▶ Problem description: Quote each line of the rows below that contains the string "project".

--- start Input data ---

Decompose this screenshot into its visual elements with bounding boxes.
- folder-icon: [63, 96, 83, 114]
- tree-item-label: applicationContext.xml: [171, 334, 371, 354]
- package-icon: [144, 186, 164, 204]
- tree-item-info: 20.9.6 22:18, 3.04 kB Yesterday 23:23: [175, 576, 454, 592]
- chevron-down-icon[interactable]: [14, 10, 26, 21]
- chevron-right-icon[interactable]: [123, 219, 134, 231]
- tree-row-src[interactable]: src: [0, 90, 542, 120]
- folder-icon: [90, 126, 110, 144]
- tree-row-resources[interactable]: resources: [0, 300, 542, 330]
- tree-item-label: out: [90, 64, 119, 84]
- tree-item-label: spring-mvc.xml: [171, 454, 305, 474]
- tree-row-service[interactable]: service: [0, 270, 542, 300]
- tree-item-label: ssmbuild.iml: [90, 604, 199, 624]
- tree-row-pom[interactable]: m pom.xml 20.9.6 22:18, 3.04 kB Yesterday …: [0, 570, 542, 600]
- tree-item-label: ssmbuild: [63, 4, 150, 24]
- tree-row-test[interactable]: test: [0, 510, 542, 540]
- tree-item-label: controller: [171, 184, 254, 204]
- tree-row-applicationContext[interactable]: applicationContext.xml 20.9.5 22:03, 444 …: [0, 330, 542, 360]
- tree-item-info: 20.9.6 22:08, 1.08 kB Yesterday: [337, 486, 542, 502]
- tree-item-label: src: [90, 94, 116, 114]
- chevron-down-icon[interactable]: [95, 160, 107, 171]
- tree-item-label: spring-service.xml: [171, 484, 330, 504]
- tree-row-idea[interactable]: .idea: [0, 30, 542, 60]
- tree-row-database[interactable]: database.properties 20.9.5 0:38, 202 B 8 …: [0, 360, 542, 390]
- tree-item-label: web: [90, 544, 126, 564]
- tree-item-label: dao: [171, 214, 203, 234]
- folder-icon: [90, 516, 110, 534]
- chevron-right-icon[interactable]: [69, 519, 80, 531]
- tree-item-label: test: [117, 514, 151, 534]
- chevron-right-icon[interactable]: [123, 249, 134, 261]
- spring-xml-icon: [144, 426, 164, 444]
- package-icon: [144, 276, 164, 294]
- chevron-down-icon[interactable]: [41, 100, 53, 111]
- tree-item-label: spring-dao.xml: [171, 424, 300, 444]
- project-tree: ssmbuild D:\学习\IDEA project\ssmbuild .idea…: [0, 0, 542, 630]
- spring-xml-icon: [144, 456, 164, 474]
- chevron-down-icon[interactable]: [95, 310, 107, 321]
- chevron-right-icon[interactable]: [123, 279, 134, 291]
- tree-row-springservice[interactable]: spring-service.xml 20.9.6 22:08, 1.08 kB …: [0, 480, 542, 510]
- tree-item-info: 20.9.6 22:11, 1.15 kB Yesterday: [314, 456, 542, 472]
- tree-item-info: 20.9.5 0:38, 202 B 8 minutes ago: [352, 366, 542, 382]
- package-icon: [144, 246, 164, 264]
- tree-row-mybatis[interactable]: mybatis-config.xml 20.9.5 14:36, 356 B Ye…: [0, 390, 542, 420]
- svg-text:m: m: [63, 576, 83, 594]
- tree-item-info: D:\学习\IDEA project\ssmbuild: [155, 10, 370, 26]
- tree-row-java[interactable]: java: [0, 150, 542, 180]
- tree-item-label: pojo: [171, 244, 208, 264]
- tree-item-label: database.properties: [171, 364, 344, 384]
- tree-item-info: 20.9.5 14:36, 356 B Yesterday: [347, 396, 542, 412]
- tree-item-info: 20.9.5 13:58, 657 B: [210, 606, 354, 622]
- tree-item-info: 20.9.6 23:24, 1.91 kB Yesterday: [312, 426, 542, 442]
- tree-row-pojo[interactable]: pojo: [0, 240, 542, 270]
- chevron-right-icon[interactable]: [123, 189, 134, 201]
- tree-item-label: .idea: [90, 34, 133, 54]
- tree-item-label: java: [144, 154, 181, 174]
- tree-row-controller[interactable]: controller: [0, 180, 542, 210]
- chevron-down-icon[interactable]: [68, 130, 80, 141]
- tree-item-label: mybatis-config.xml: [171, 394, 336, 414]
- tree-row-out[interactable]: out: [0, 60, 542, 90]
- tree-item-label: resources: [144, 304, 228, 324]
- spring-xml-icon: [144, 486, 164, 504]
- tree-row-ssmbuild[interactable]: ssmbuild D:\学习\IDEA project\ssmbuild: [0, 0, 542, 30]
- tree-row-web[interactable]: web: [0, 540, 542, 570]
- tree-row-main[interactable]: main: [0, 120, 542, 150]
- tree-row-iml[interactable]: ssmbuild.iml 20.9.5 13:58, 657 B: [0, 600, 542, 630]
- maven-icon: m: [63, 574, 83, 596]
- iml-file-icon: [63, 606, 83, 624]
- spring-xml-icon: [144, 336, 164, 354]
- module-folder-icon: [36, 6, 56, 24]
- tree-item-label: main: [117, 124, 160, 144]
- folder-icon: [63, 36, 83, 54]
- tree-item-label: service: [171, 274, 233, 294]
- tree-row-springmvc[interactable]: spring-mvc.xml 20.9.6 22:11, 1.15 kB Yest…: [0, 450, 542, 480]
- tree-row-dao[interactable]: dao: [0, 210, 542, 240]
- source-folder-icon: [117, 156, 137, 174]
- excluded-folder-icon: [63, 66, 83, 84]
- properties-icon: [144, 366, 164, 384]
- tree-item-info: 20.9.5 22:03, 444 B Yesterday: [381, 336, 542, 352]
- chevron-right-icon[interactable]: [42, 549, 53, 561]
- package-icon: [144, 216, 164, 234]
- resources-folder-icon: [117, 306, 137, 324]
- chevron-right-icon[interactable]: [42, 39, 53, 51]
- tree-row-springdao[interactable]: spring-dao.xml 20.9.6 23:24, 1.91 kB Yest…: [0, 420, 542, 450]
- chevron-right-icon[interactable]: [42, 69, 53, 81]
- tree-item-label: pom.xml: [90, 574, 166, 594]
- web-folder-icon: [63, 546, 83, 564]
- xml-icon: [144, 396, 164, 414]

--- end Input data ---

▶ Solution to this exercise:
- project-tree: ssmbuild D:\学习\IDEA project\ssmbuild .idea…: [0, 0, 542, 630]
- tree-item-info: D:\学习\IDEA project\ssmbuild: [155, 10, 370, 26]
- tree-row-ssmbuild[interactable]: ssmbuild D:\学习\IDEA project\ssmbuild: [0, 0, 542, 30]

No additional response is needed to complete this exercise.